_Short task_. Recast the listing below as a Markdown table with the columns "No." and "Entry", one numbered row per line and blank lines left out.

_Records supplied_.

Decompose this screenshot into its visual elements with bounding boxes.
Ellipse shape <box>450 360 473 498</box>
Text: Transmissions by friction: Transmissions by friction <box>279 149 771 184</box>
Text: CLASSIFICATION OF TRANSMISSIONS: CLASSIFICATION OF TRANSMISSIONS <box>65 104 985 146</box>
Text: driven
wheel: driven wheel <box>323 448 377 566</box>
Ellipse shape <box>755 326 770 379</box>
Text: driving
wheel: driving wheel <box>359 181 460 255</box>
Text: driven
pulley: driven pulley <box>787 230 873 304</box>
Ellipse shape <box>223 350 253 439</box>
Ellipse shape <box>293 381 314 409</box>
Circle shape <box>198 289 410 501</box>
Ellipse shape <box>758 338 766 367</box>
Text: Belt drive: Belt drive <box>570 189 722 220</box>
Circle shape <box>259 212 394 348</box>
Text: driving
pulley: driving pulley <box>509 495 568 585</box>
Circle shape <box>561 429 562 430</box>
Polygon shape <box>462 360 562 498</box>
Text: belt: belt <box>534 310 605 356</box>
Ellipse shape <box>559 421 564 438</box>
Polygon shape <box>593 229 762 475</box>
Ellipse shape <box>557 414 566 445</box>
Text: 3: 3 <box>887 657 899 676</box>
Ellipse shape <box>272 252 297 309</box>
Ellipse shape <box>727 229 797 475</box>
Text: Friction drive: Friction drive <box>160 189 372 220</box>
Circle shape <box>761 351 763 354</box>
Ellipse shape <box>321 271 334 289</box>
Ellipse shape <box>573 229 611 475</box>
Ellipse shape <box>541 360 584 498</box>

_Correct output_.
| No. | Entry |
|---|---|
| 1 | Decompose this screenshot into its visual elements with bounding boxes. |
| 2 | Ellipse shape <box>450 360 473 498</box> |
| 3 | Text: Transmissions by friction: Transmissions by friction <box>279 149 771 184</box> |
| 4 | Text: CLASSIFICATION OF TRANSMISSIONS: CLASSIFICATION OF TRANSMISSIONS <box>65 104 985 146</box> |
| 5 | Text: driven |
| 6 | wheel: driven wheel <box>323 448 377 566</box> |
| 7 | Ellipse shape <box>755 326 770 379</box> |
| 8 | Text: driving |
| 9 | wheel: driving wheel <box>359 181 460 255</box> |
| 10 | Text: driven |
| 11 | pulley: driven pulley <box>787 230 873 304</box> |
| 12 | Ellipse shape <box>223 350 253 439</box> |
| 13 | Ellipse shape <box>293 381 314 409</box> |
| 14 | Circle shape <box>198 289 410 501</box> |
| 15 | Ellipse shape <box>758 338 766 367</box> |
| 16 | Text: Belt drive: Belt drive <box>570 189 722 220</box> |
| 17 | Circle shape <box>259 212 394 348</box> |
| 18 | Text: driving |
| 19 | pulley: driving pulley <box>509 495 568 585</box> |
| 20 | Circle shape <box>561 429 562 430</box> |
| 21 | Polygon shape <box>462 360 562 498</box> |
| 22 | Text: belt: belt <box>534 310 605 356</box> |
| 23 | Ellipse shape <box>559 421 564 438</box> |
| 24 | Polygon shape <box>593 229 762 475</box> |
| 25 | Ellipse shape <box>557 414 566 445</box> |
| 26 | Text: 3: 3 <box>887 657 899 676</box> |
| 27 | Ellipse shape <box>272 252 297 309</box> |
| 28 | Ellipse shape <box>727 229 797 475</box> |
| 29 | Text: Friction drive: Friction drive <box>160 189 372 220</box> |
| 30 | Circle shape <box>761 351 763 354</box> |
| 31 | Ellipse shape <box>321 271 334 289</box> |
| 32 | Ellipse shape <box>573 229 611 475</box> |
| 33 | Ellipse shape <box>541 360 584 498</box> |